* **Data excerpts**:

-=-=-=-=-

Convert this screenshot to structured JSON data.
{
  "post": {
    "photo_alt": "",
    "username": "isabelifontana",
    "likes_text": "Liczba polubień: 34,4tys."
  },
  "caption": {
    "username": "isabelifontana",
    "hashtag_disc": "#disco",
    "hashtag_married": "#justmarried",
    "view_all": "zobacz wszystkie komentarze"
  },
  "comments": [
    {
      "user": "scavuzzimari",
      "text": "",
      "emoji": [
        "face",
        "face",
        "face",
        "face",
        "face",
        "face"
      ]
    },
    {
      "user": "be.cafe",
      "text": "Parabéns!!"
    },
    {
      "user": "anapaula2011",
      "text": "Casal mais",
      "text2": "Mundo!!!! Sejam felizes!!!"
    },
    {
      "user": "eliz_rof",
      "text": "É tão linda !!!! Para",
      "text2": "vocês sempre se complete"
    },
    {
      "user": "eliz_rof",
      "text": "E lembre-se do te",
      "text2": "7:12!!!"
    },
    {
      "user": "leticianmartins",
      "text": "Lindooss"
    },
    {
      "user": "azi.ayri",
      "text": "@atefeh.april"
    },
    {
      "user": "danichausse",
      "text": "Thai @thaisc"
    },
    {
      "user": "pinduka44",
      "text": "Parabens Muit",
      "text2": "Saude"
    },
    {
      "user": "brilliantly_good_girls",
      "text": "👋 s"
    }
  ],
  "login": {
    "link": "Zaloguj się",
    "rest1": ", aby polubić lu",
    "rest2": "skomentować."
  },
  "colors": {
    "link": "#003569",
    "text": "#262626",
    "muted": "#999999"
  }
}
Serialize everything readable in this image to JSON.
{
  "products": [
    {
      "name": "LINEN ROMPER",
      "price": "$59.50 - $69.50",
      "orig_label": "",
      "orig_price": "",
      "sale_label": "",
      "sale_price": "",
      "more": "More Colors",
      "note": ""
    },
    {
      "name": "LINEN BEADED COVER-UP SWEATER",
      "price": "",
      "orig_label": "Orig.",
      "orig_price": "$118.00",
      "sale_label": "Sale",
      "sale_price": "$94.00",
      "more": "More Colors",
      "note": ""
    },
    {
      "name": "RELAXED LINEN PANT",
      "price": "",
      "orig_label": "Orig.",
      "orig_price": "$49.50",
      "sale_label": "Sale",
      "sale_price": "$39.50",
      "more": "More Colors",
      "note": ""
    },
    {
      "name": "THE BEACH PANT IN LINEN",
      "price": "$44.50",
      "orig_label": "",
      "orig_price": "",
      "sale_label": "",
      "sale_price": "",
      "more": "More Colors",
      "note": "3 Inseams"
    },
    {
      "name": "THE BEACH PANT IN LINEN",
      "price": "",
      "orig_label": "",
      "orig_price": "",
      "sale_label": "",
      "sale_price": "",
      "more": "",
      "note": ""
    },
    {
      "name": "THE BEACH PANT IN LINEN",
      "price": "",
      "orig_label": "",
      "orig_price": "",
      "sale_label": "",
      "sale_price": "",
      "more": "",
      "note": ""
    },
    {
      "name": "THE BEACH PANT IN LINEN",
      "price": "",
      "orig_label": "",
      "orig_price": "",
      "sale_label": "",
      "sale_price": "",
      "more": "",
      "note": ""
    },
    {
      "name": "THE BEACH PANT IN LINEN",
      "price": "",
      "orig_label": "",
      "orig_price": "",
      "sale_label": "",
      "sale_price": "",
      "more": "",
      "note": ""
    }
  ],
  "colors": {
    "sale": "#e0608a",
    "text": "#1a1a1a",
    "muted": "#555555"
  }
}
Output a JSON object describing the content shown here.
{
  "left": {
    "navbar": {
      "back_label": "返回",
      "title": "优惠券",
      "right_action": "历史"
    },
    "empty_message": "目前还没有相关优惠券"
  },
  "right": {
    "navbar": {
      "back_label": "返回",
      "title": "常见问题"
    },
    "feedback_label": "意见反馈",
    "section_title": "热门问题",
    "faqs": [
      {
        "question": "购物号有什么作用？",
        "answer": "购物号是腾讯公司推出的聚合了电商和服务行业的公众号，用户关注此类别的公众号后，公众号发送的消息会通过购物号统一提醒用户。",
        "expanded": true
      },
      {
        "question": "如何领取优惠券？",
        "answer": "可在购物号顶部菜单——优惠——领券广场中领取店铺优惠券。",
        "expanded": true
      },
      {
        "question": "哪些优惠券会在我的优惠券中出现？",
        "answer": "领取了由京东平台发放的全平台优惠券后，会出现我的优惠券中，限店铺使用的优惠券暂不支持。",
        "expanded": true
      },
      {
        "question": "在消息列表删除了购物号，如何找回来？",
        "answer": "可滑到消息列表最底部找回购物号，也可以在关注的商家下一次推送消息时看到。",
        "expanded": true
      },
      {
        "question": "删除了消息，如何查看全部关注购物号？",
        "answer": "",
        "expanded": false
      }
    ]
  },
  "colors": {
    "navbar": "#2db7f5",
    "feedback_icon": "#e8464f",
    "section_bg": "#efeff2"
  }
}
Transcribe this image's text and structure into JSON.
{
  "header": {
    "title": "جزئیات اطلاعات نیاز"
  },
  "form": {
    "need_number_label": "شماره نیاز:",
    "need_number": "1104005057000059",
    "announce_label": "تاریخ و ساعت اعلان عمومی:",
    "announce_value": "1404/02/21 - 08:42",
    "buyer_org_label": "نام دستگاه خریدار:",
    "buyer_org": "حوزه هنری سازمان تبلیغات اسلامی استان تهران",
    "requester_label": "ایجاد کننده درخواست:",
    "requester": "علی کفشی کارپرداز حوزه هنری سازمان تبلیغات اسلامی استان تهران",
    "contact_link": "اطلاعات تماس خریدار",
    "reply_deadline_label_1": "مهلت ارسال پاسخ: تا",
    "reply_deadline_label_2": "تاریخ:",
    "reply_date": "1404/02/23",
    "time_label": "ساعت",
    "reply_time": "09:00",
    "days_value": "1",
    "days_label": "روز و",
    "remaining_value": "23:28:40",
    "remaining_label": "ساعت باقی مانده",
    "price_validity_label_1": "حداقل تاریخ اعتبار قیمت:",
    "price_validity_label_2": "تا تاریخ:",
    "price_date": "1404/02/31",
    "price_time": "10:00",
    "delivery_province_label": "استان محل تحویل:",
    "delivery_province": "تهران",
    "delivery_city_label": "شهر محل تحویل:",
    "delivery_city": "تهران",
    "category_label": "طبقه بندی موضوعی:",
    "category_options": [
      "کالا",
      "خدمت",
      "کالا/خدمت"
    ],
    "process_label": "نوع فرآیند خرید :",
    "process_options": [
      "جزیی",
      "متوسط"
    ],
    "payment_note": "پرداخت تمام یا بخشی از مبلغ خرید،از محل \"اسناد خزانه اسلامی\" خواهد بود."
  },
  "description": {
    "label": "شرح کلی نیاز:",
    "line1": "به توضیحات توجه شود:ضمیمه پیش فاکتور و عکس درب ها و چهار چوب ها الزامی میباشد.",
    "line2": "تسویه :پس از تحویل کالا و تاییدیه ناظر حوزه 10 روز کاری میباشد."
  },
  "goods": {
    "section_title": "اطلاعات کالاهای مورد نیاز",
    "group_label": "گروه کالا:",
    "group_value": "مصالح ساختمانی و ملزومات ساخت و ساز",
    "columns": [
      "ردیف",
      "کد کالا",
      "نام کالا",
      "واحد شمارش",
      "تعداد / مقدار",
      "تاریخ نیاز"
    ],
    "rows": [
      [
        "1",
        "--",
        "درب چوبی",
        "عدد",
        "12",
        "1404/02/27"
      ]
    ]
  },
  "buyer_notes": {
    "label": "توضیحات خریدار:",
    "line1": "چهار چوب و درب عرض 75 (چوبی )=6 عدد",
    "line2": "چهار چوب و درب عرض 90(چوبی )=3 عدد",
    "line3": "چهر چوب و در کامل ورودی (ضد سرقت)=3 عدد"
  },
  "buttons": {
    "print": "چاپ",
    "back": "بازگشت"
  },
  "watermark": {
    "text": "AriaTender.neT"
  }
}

-=-=-=-=-

* **Job**:
Copy each line of the listing that contains the string "answer".

* **Solution below**:
        "answer": "购物号是腾讯公司推出的聚合了电商和服务行业的公众号，用户关注此类别的公众号后，公众号发送的消息会通过购物号统一提醒用户。",
        "answer": "可在购物号顶部菜单——优惠——领券广场中领取店铺优惠券。",
        "answer": "领取了由京东平台发放的全平台优惠券后，会出现我的优惠券中，限店铺使用的优惠券暂不支持。",
        "answer": "可滑到消息列表最底部找回购物号，也可以在关注的商家下一次推送消息时看到。",
        "answer": "",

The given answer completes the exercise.